Instructions to follow: Look through the records below, and copy out every line that holds the string "name".

Records for the exercise:
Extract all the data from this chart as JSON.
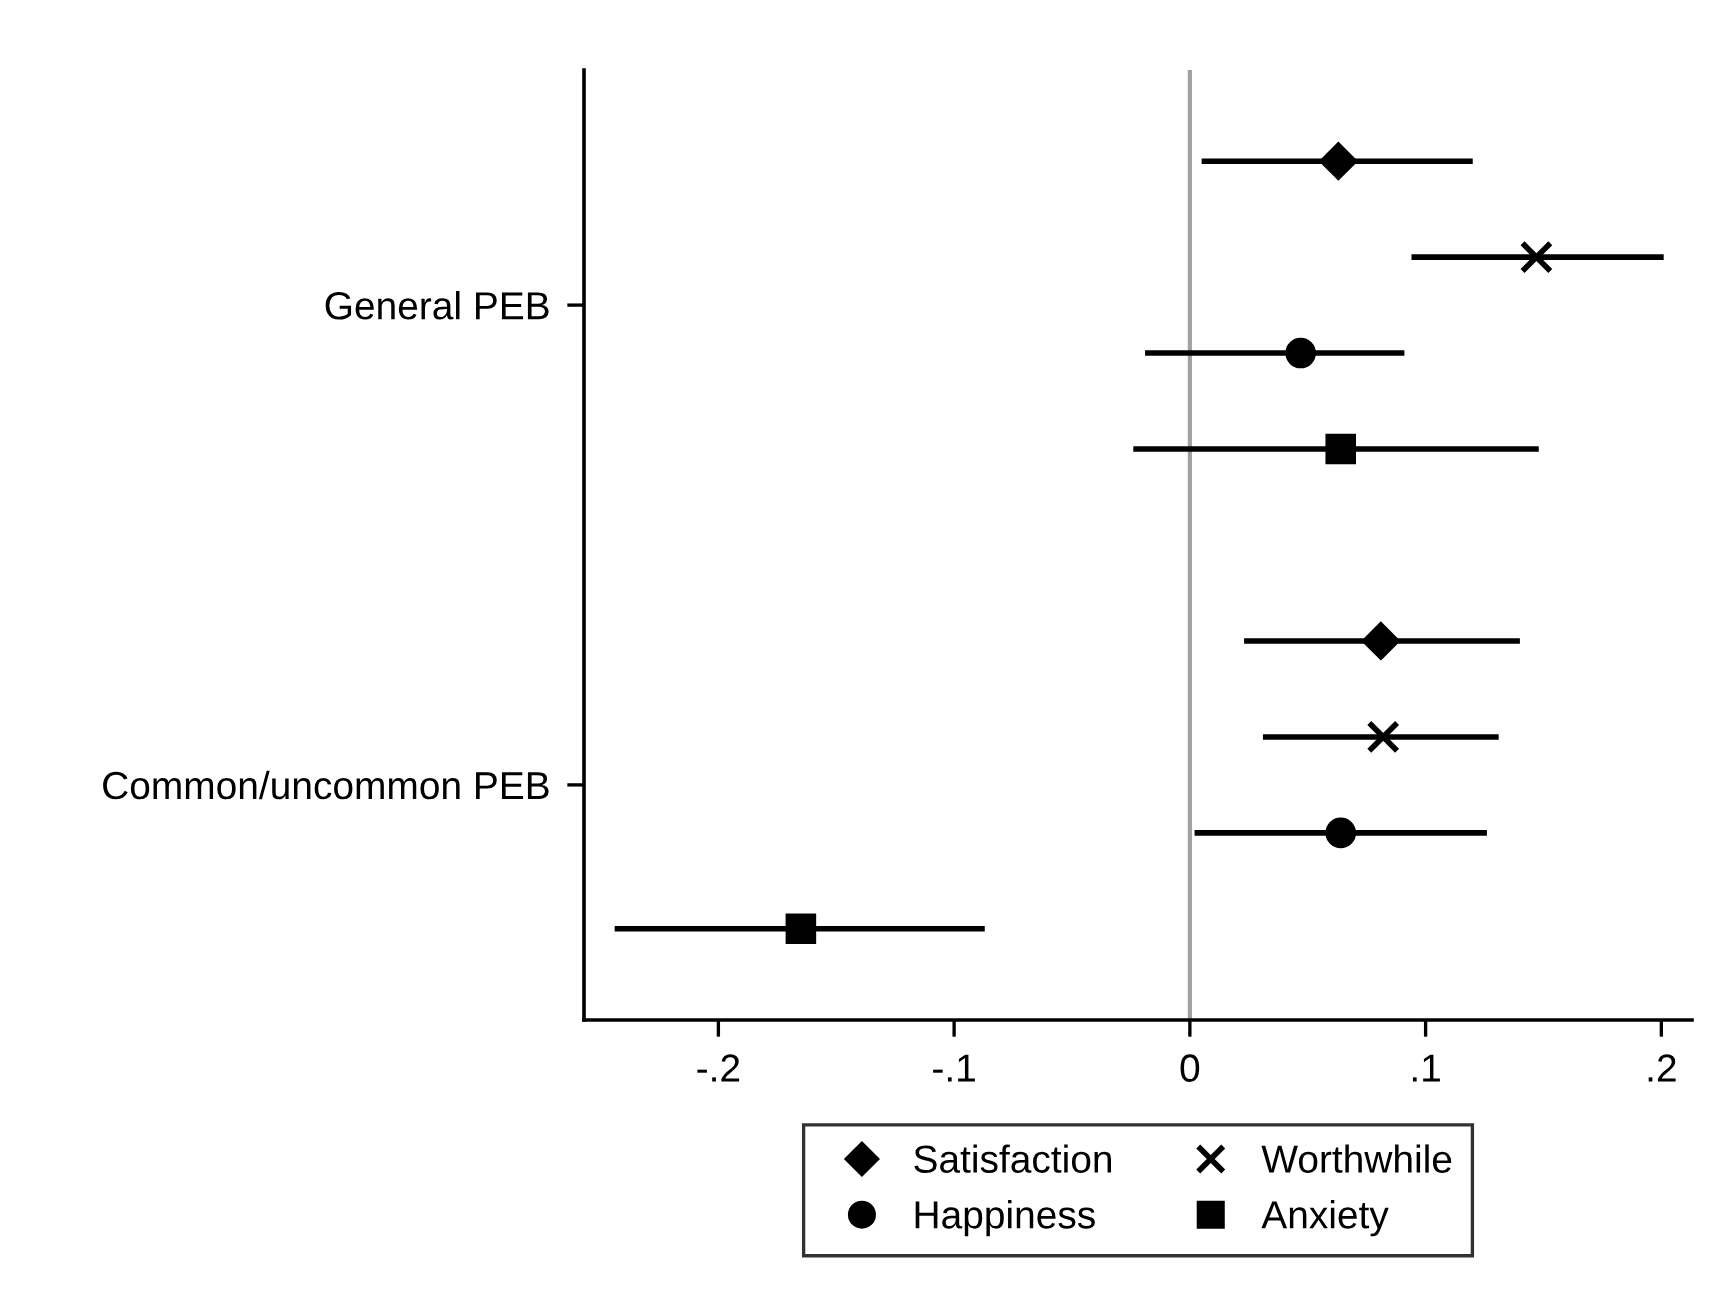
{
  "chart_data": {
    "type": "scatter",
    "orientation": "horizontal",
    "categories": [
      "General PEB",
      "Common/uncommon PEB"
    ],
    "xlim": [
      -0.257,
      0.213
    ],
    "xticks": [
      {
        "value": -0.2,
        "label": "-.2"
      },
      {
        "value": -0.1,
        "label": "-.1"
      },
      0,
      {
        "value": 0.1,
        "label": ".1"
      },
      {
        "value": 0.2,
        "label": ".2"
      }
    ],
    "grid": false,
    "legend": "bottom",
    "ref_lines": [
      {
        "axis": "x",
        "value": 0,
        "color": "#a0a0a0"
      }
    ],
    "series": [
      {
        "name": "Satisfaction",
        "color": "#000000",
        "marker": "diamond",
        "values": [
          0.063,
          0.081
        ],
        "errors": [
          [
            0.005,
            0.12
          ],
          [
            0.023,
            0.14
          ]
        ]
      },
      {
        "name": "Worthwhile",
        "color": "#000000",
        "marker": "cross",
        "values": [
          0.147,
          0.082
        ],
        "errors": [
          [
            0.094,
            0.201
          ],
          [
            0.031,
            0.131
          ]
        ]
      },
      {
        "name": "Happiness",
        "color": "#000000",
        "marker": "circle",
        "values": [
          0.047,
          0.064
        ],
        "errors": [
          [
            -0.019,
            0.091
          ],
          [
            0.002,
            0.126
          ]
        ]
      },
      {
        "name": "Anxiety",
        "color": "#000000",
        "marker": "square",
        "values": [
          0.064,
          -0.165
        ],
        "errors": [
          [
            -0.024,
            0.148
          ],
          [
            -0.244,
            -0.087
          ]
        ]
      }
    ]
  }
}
--
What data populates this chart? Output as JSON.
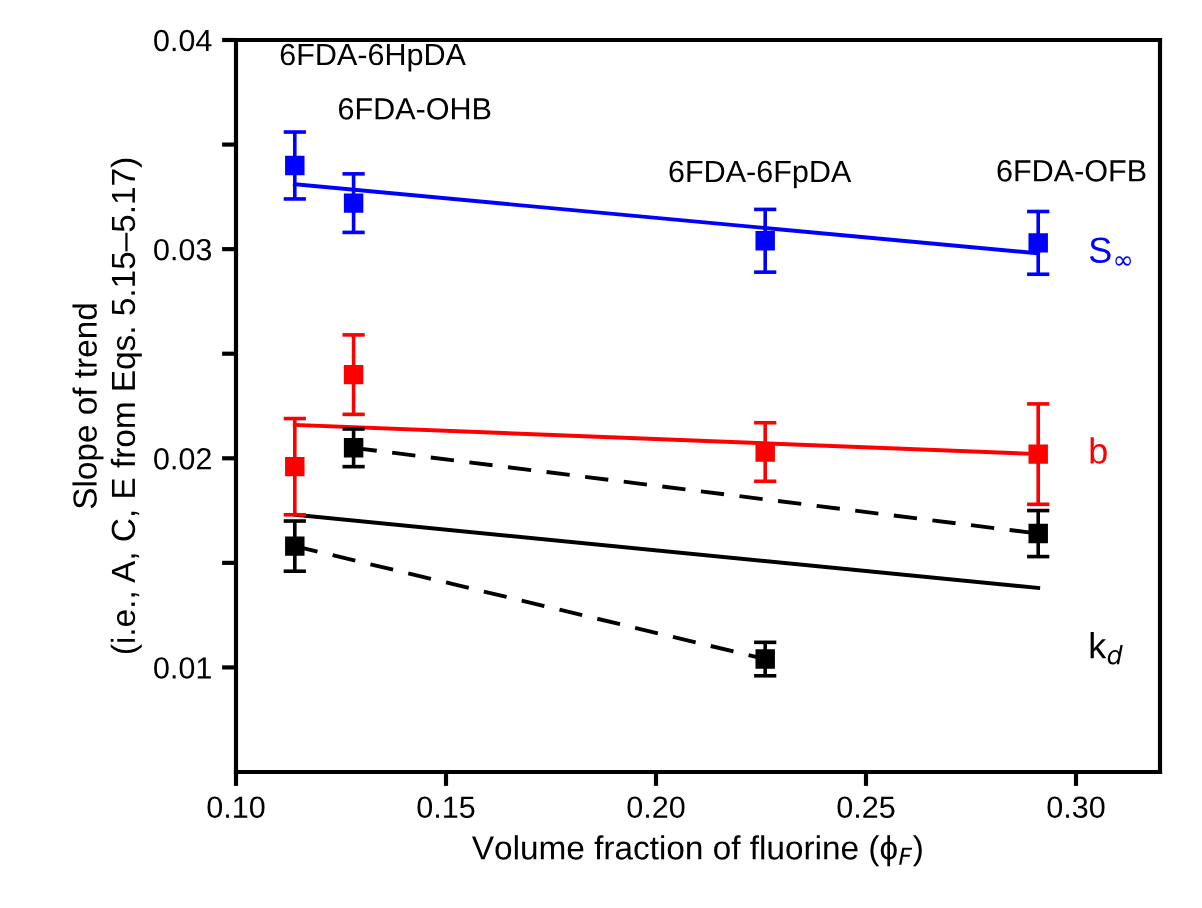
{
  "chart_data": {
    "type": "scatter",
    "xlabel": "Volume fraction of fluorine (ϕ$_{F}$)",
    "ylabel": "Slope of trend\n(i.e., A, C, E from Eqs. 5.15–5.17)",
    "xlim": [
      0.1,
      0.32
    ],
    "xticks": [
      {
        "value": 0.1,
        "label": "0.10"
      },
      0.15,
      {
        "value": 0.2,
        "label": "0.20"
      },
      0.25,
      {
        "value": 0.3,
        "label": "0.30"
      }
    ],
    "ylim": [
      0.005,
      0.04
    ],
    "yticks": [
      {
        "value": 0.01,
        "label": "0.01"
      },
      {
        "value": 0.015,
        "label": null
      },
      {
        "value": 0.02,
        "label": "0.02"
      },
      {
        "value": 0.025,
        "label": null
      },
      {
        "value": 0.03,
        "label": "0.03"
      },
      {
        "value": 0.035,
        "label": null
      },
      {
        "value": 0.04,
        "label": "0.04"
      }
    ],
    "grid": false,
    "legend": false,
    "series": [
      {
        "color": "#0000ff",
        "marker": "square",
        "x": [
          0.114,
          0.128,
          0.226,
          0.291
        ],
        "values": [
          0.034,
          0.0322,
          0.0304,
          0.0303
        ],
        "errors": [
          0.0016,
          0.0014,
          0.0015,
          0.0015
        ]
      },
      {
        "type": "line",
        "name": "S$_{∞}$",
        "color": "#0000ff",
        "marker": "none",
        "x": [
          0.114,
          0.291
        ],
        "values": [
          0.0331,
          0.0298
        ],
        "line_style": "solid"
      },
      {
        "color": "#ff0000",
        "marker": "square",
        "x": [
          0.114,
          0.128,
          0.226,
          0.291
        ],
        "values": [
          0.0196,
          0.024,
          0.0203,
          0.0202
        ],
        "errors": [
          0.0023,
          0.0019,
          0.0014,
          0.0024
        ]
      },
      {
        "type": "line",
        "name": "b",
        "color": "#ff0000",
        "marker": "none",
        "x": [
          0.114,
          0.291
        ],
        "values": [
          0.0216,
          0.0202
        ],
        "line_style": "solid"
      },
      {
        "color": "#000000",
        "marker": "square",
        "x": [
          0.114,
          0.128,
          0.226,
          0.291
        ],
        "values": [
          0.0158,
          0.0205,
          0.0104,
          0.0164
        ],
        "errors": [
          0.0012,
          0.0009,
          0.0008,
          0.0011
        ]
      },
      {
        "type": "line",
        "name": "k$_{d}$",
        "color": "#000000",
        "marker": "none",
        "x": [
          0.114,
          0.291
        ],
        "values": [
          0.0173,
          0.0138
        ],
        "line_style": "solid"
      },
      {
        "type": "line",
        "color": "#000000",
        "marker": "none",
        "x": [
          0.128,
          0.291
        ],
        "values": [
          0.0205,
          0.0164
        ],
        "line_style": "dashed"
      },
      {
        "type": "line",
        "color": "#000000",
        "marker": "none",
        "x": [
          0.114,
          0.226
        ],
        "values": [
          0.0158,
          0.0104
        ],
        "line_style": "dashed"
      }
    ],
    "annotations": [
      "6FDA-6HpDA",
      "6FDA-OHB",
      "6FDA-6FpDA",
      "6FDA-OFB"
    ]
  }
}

The result:
        "name": "Satisfaction",
        "name": "Worthwhile",
        "name": "Happiness",
        "name": "Anxiety",
        "name": "S$_{∞}$",
        "name": "b",
        "name": "k$_{d}$",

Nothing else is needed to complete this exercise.